(Data for review Opens)
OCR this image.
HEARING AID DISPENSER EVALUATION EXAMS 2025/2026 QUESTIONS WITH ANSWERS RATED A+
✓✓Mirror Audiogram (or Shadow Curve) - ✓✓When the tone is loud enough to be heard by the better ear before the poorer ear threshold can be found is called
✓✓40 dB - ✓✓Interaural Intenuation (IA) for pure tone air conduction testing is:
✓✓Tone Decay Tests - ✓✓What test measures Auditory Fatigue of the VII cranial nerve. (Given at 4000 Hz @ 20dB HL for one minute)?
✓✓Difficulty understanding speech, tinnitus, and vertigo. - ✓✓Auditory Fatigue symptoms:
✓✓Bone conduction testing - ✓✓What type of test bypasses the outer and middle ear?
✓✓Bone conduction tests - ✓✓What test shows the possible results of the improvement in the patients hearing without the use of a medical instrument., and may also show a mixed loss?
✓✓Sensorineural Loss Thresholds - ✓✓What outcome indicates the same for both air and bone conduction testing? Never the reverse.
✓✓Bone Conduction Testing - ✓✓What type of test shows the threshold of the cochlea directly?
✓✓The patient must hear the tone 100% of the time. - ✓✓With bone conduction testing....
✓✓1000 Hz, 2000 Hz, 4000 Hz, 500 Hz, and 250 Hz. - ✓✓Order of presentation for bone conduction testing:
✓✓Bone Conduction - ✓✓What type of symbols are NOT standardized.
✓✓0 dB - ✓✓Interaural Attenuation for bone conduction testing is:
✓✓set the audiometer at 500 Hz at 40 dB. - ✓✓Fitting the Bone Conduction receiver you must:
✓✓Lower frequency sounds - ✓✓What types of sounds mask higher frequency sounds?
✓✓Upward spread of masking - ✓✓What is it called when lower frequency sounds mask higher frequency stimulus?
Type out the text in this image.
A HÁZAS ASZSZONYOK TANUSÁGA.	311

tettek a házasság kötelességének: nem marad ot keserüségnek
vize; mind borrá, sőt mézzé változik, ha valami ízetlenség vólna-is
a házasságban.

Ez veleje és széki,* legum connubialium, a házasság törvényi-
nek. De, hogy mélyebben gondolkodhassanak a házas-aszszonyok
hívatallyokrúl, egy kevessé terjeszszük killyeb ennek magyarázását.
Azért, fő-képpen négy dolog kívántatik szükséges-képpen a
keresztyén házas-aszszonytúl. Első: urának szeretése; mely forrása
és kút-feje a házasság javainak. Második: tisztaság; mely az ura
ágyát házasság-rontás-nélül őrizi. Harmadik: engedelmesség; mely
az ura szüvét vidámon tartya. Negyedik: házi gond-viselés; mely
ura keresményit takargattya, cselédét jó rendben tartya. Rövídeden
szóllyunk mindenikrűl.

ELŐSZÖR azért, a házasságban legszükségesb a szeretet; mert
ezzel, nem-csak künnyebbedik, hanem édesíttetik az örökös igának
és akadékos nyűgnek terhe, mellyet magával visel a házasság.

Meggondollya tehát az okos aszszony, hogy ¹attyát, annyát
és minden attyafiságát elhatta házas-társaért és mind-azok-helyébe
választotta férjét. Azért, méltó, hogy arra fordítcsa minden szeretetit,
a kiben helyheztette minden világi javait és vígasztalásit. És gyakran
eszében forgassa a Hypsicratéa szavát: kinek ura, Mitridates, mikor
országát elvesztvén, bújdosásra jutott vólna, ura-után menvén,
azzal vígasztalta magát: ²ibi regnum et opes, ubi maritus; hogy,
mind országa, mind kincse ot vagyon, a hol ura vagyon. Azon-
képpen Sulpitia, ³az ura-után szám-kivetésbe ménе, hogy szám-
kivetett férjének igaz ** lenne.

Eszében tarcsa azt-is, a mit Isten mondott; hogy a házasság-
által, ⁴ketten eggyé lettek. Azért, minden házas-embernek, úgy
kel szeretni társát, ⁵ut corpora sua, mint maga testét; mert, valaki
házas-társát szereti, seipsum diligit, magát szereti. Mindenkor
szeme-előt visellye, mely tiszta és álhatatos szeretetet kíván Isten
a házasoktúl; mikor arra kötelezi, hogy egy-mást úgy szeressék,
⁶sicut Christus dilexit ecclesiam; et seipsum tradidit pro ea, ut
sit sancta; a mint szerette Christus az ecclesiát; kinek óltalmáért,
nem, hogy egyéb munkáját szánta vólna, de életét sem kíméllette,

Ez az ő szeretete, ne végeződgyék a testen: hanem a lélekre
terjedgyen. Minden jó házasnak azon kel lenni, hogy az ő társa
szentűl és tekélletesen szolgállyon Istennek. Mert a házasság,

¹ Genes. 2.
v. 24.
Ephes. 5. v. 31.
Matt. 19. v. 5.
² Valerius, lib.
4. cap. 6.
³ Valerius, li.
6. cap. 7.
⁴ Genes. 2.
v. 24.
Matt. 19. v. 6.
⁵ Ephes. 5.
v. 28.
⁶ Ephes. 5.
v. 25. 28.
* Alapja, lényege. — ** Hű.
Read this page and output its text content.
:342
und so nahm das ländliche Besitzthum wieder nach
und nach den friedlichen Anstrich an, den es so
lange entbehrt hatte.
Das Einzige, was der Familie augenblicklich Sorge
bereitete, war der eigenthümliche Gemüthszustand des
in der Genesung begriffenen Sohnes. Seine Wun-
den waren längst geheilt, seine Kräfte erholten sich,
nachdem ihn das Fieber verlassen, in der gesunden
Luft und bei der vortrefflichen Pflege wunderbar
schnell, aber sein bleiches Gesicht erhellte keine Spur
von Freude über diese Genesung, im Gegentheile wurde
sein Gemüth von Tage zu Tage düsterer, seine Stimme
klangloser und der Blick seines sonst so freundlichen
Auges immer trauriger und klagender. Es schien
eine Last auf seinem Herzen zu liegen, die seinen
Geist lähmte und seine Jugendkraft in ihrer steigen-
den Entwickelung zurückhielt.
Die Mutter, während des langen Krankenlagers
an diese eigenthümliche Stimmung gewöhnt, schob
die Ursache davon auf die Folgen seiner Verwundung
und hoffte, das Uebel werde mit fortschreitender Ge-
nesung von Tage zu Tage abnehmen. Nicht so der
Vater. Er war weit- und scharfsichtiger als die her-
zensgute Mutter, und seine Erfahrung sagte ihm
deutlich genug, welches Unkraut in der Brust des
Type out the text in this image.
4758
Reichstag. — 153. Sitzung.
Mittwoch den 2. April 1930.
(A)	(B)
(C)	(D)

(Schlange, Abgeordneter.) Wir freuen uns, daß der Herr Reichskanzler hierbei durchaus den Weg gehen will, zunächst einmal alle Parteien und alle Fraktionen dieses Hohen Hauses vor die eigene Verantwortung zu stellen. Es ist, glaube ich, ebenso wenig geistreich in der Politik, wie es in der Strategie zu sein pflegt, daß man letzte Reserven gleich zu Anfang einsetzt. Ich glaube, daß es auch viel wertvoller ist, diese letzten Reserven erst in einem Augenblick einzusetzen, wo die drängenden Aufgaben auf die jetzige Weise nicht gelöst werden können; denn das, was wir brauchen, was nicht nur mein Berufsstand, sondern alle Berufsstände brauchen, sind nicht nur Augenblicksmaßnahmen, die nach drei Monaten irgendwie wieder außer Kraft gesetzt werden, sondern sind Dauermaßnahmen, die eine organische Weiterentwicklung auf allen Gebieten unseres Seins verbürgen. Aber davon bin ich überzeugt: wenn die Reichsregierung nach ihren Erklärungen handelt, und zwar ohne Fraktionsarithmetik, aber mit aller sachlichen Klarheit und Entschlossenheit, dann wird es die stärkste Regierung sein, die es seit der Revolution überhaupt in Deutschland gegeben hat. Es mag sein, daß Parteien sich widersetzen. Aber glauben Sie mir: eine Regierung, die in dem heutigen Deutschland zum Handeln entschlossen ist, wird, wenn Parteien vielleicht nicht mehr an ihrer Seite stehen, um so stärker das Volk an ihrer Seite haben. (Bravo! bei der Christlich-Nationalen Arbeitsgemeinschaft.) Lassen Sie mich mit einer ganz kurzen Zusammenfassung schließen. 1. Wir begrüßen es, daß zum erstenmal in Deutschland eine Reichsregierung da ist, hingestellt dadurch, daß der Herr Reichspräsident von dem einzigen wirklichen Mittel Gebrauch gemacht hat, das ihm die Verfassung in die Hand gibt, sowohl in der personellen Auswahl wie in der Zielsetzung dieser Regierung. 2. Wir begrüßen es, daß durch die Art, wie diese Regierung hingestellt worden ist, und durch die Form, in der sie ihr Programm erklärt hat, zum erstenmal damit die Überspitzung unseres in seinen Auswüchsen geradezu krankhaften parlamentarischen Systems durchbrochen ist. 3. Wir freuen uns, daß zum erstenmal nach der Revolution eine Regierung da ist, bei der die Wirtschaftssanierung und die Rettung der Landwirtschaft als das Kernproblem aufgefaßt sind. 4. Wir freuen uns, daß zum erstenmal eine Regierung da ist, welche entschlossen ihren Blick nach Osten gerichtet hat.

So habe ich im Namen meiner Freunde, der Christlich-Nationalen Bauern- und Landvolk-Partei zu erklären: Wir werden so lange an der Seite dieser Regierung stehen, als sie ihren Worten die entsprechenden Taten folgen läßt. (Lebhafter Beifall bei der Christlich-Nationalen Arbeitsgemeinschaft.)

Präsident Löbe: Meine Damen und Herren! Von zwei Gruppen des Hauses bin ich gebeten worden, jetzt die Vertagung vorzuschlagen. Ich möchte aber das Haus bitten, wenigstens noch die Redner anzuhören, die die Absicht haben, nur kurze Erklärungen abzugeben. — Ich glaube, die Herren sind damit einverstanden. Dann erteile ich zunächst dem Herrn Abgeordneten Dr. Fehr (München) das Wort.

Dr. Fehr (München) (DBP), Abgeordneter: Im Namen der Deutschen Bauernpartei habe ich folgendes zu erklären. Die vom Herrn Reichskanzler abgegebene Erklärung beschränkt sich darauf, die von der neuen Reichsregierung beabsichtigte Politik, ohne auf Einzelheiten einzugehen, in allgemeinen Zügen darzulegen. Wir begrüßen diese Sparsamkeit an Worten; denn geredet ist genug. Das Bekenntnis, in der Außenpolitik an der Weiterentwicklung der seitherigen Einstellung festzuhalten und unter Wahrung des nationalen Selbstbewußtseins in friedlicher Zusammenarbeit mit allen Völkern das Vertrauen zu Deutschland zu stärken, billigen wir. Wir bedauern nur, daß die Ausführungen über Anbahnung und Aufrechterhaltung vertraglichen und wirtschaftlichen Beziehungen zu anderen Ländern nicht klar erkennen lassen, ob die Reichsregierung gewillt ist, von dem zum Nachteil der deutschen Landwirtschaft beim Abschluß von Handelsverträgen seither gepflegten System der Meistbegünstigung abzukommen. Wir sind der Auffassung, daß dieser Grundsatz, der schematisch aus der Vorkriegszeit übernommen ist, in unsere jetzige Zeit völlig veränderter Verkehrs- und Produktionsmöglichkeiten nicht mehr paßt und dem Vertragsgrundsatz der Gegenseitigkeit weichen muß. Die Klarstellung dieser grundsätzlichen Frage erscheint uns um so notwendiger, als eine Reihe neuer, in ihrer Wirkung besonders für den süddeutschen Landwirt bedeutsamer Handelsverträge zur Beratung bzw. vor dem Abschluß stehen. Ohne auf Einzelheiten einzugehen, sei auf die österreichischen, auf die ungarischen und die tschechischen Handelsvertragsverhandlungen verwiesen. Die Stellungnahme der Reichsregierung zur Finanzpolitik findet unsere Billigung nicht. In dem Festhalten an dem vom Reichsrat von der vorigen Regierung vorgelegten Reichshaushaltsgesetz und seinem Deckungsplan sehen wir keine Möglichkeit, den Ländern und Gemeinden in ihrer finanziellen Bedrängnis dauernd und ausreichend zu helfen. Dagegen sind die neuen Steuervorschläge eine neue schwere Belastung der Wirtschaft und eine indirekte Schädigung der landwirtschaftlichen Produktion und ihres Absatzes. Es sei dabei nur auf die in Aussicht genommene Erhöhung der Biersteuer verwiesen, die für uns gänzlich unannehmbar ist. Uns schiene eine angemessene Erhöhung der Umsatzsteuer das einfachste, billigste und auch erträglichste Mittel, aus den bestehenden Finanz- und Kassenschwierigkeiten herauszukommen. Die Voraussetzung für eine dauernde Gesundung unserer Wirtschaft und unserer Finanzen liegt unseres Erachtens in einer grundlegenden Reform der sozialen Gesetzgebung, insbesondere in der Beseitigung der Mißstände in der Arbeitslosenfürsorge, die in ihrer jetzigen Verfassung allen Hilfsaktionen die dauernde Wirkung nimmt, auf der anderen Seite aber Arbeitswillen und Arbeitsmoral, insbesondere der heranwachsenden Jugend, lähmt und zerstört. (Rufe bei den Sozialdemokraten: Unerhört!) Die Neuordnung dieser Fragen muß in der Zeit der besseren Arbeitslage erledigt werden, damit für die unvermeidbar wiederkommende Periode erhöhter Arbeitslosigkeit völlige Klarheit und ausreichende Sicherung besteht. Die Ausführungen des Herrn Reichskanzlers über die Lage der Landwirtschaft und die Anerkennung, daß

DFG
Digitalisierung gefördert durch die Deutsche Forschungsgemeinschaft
(Data for review Closes)
What lines in the data above contain the word "arra"? Copy them all.

választotta férjét. Azért, méltó, hogy arra fordítcsa minden szeretetit,
a házasoktúl; mikor arra kötelezi, hogy egy-mást úgy szeressék,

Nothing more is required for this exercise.